OBJECTIVES:
1. In the passage about change, what do neurodivergent folks whisper to bathroom mirrors?
2. From the passage about change, copy word for word the stretch that begins with the words containing "In one hand, I" and ends with "ready to release.".

DOCUMENT:
_ _ _

And while everyone is haunted by the wobbly-knees and sweaty pits of great change, no one struggles more than neurodivergent folks. We often stumble through them: pissed we can’t connect more dots faster, anxious we will be exposed as a fraud, and afraid we are cursed by our limitations. To bathroom mirrors we whisper, “You should be able to handle something like this by now.”


Despite our complicated relationship with change, we must accept its inevitability; it’s the ticket price for something better.

For me, transitions awake the acute awareness of the paradox of change —and who I am inside of it. While I desire growth or something more, I grieve easiness. While my gifts and previously collected skills perch themselves squarely on my shoulders— signaling to the room I've kinda got this, my legs struggle to wade through the old stories and new demands at my feet—making me question if I have what it takes.


In one hand, I roll the sweet softness of possibility through my fingertips, and in the other, I tug-of-war with Life as it yanks at things I am not ready to release.

_ _ _

EXTRACTED INFORMATION:
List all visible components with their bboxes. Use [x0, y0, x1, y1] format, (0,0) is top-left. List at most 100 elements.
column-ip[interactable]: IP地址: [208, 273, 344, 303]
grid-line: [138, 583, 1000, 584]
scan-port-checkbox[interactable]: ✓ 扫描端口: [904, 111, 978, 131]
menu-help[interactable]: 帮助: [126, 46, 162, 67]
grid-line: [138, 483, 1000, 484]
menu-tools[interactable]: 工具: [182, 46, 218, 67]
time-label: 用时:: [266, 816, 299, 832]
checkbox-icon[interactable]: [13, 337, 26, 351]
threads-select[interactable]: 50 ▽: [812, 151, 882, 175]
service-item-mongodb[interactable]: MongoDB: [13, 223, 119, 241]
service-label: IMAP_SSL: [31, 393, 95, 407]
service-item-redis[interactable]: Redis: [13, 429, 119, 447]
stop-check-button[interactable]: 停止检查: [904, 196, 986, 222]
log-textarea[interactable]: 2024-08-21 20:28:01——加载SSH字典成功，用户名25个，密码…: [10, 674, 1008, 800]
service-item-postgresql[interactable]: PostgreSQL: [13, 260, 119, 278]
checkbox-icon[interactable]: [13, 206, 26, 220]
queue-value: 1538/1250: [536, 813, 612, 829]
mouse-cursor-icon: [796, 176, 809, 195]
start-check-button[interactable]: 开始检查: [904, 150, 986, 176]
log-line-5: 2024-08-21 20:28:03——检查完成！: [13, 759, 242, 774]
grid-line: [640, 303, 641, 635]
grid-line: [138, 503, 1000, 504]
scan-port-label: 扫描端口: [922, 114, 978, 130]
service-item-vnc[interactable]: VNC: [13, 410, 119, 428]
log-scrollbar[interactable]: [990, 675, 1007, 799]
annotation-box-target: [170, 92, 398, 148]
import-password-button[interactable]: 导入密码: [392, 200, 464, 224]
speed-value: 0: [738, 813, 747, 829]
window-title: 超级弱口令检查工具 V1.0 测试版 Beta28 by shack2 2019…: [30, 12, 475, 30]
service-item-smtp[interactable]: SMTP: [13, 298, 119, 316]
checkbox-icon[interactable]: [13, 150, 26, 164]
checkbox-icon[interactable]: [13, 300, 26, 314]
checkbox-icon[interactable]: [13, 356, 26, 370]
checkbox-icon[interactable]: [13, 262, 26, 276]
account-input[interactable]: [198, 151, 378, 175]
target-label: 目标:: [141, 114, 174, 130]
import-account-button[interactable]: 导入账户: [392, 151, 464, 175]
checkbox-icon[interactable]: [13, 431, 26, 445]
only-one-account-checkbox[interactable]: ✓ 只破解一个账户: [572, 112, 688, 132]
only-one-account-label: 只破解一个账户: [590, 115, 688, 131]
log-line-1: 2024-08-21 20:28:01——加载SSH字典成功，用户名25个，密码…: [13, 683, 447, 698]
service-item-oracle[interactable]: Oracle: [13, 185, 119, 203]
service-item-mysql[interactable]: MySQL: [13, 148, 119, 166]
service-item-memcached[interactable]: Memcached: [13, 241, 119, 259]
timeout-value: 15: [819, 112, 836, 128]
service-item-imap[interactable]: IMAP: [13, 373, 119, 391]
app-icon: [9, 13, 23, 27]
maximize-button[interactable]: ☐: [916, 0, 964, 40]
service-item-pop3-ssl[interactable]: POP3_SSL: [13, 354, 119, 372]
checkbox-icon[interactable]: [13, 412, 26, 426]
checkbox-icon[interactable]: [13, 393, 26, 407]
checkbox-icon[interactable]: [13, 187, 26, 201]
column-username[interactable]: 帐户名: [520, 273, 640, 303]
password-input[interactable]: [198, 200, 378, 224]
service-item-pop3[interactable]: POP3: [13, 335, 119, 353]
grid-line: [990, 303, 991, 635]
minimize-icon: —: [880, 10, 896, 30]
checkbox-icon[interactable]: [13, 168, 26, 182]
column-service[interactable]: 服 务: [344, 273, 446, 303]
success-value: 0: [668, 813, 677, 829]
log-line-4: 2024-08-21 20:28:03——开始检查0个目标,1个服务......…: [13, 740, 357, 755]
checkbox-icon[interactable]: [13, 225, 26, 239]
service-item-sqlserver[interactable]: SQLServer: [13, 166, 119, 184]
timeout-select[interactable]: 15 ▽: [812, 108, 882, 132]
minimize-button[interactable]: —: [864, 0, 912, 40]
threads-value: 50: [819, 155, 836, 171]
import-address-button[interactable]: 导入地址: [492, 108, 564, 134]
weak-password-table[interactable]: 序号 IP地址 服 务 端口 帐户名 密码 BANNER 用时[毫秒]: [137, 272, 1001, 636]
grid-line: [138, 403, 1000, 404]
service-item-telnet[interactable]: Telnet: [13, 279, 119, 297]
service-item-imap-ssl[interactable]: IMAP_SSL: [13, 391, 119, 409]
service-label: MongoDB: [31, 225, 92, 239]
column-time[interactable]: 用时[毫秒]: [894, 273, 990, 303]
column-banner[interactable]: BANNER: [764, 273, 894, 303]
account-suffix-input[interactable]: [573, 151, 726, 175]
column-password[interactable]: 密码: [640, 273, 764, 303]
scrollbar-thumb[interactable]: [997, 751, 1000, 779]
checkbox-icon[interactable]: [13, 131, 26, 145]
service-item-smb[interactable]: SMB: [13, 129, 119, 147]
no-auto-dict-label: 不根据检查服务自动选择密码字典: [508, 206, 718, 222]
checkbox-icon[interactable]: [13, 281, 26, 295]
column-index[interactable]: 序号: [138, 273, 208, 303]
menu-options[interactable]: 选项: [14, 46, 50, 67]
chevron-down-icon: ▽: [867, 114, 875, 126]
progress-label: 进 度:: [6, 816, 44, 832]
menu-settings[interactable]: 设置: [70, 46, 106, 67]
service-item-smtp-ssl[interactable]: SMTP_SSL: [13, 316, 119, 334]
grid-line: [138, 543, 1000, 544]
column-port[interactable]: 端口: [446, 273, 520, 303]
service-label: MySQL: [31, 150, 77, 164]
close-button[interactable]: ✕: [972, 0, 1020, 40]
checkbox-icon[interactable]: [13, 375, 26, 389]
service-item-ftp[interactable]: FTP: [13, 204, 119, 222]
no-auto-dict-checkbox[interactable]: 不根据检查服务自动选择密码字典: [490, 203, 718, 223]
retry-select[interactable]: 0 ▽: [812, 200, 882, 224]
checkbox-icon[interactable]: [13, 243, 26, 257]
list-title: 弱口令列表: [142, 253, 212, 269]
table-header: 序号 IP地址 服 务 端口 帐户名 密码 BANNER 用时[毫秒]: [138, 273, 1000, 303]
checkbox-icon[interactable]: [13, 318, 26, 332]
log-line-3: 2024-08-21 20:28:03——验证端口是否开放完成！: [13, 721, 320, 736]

_ _ _

EXERCISE RESULTS:
1. They whisper, "You should be able to handle something like this by now."

2.
In one hand, I roll the sweet softness of possibility through my fingertips, and in the other, I tug-of-war with Life as it yanks at things I am not ready to release.